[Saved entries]
---
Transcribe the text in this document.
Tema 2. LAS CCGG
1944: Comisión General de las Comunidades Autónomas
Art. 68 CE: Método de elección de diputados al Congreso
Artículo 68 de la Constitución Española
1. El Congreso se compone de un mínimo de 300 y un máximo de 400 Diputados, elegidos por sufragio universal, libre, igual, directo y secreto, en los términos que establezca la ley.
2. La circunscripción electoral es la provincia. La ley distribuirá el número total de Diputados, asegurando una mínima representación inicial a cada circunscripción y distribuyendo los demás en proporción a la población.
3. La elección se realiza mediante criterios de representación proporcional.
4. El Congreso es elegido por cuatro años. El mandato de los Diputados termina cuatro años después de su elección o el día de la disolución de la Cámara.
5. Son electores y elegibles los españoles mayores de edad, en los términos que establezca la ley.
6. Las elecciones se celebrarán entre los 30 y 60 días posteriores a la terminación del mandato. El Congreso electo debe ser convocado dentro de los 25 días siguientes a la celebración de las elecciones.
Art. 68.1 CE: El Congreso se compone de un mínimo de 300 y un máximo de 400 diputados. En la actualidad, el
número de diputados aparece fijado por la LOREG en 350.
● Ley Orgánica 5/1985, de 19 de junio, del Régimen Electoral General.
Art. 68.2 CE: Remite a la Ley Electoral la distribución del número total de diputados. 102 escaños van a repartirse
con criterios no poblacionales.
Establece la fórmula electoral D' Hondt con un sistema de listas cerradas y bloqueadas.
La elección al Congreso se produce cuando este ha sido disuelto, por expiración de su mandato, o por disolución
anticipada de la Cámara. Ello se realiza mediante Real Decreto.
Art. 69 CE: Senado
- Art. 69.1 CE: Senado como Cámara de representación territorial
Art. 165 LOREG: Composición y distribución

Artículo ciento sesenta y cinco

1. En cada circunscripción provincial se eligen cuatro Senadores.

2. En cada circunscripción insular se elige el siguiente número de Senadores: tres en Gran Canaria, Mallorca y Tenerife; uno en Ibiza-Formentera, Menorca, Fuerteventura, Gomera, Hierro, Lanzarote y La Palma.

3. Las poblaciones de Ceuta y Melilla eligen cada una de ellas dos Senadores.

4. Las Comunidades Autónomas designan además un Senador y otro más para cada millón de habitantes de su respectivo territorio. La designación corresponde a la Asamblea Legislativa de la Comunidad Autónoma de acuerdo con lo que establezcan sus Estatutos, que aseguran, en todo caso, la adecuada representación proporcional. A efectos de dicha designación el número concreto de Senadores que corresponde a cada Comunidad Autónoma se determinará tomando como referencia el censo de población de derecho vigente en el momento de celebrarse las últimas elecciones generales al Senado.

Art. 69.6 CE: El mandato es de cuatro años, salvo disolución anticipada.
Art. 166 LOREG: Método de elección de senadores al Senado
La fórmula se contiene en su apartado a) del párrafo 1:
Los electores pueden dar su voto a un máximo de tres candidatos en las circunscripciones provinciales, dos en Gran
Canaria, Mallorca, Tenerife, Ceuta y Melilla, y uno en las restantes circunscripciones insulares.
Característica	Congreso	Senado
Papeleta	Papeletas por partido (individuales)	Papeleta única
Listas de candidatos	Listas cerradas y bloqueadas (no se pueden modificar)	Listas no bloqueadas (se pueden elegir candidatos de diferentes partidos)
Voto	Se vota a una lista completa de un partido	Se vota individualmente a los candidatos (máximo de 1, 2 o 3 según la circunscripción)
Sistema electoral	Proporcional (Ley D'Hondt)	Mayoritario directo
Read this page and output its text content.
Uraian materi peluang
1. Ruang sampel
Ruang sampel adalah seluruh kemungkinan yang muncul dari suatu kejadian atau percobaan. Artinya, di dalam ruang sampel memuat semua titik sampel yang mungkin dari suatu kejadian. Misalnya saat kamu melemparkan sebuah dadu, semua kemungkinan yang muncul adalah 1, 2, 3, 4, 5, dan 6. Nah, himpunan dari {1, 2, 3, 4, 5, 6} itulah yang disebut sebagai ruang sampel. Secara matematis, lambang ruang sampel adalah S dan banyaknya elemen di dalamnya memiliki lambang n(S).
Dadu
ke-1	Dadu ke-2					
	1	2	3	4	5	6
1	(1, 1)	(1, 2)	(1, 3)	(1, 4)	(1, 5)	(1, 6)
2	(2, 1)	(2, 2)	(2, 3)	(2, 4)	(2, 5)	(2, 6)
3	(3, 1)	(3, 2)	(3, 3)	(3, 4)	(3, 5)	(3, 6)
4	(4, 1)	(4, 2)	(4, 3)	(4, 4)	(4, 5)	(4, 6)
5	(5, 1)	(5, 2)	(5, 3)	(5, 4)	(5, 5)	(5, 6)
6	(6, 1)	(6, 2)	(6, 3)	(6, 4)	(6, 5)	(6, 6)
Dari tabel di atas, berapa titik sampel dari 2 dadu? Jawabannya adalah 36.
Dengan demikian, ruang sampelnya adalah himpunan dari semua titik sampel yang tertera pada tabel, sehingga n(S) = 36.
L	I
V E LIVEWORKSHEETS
---
*REQUIREMENT*. Write out the entire listing exactly.

*ANSWER TO THE PROBLEM*.
Transcribe the text in this document.
Tema 2. LAS CCGG
1944: Comisión General de las Comunidades Autónomas
Art. 68 CE: Método de elección de diputados al Congreso
Artículo 68 de la Constitución Española
1. El Congreso se compone de un mínimo de 300 y un máximo de 400 Diputados, elegidos por sufragio universal, libre, igual, directo y secreto, en los términos que establezca la ley.
2. La circunscripción electoral es la provincia. La ley distribuirá el número total de Diputados, asegurando una mínima representación inicial a cada circunscripción y distribuyendo los demás en proporción a la población.
3. La elección se realiza mediante criterios de representación proporcional.
4. El Congreso es elegido por cuatro años. El mandato de los Diputados termina cuatro años después de su elección o el día de la disolución de la Cámara.
5. Son electores y elegibles los españoles mayores de edad, en los términos que establezca la ley.
6. Las elecciones se celebrarán entre los 30 y 60 días posteriores a la terminación del mandato. El Congreso electo debe ser convocado dentro de los 25 días siguientes a la celebración de las elecciones.
Art. 68.1 CE: El Congreso se compone de un mínimo de 300 y un máximo de 400 diputados. En la actualidad, el
número de diputados aparece fijado por la LOREG en 350.
● Ley Orgánica 5/1985, de 19 de junio, del Régimen Electoral General.
Art. 68.2 CE: Remite a la Ley Electoral la distribución del número total de diputados. 102 escaños van a repartirse
con criterios no poblacionales.
Establece la fórmula electoral D' Hondt con un sistema de listas cerradas y bloqueadas.
La elección al Congreso se produce cuando este ha sido disuelto, por expiración de su mandato, o por disolución
anticipada de la Cámara. Ello se realiza mediante Real Decreto.
Art. 69 CE: Senado
- Art. 69.1 CE: Senado como Cámara de representación territorial
Art. 165 LOREG: Composición y distribución

Artículo ciento sesenta y cinco

1. En cada circunscripción provincial se eligen cuatro Senadores.

2. En cada circunscripción insular se elige el siguiente número de Senadores: tres en Gran Canaria, Mallorca y Tenerife; uno en Ibiza-Formentera, Menorca, Fuerteventura, Gomera, Hierro, Lanzarote y La Palma.

3. Las poblaciones de Ceuta y Melilla eligen cada una de ellas dos Senadores.

4. Las Comunidades Autónomas designan además un Senador y otro más para cada millón de habitantes de su respectivo territorio. La designación corresponde a la Asamblea Legislativa de la Comunidad Autónoma de acuerdo con lo que establezcan sus Estatutos, que aseguran, en todo caso, la adecuada representación proporcional. A efectos de dicha designación el número concreto de Senadores que corresponde a cada Comunidad Autónoma se determinará tomando como referencia el censo de población de derecho vigente en el momento de celebrarse las últimas elecciones generales al Senado.

Art. 69.6 CE: El mandato es de cuatro años, salvo disolución anticipada.
Art. 166 LOREG: Método de elección de senadores al Senado
La fórmula se contiene en su apartado a) del párrafo 1:
Los electores pueden dar su voto a un máximo de tres candidatos en las circunscripciones provinciales, dos en Gran
Canaria, Mallorca, Tenerife, Ceuta y Melilla, y uno en las restantes circunscripciones insulares.
Característica	Congreso	Senado
Papeleta	Papeletas por partido (individuales)	Papeleta única
Listas de candidatos	Listas cerradas y bloqueadas (no se pueden modificar)	Listas no bloqueadas (se pueden elegir candidatos de diferentes partidos)
Voto	Se vota a una lista completa de un partido	Se vota individualmente a los candidatos (máximo de 1, 2 o 3 según la circunscripción)
Sistema electoral	Proporcional (Ley D'Hondt)	Mayoritario directo
Read this page and output its text content.
Uraian materi peluang
1. Ruang sampel
Ruang sampel adalah seluruh kemungkinan yang muncul dari suatu kejadian atau percobaan. Artinya, di dalam ruang sampel memuat semua titik sampel yang mungkin dari suatu kejadian. Misalnya saat kamu melemparkan sebuah dadu, semua kemungkinan yang muncul adalah 1, 2, 3, 4, 5, dan 6. Nah, himpunan dari {1, 2, 3, 4, 5, 6} itulah yang disebut sebagai ruang sampel. Secara matematis, lambang ruang sampel adalah S dan banyaknya elemen di dalamnya memiliki lambang n(S).
Dadu
ke-1	Dadu ke-2					
	1	2	3	4	5	6
1	(1, 1)	(1, 2)	(1, 3)	(1, 4)	(1, 5)	(1, 6)
2	(2, 1)	(2, 2)	(2, 3)	(2, 4)	(2, 5)	(2, 6)
3	(3, 1)	(3, 2)	(3, 3)	(3, 4)	(3, 5)	(3, 6)
4	(4, 1)	(4, 2)	(4, 3)	(4, 4)	(4, 5)	(4, 6)
5	(5, 1)	(5, 2)	(5, 3)	(5, 4)	(5, 5)	(5, 6)
6	(6, 1)	(6, 2)	(6, 3)	(6, 4)	(6, 5)	(6, 6)
Dari tabel di atas, berapa titik sampel dari 2 dadu? Jawabannya adalah 36.
Dengan demikian, ruang sampelnya adalah himpunan dari semua titik sampel yang tertera pada tabel, sehingga n(S) = 36.
L	I
V E LIVEWORKSHEETS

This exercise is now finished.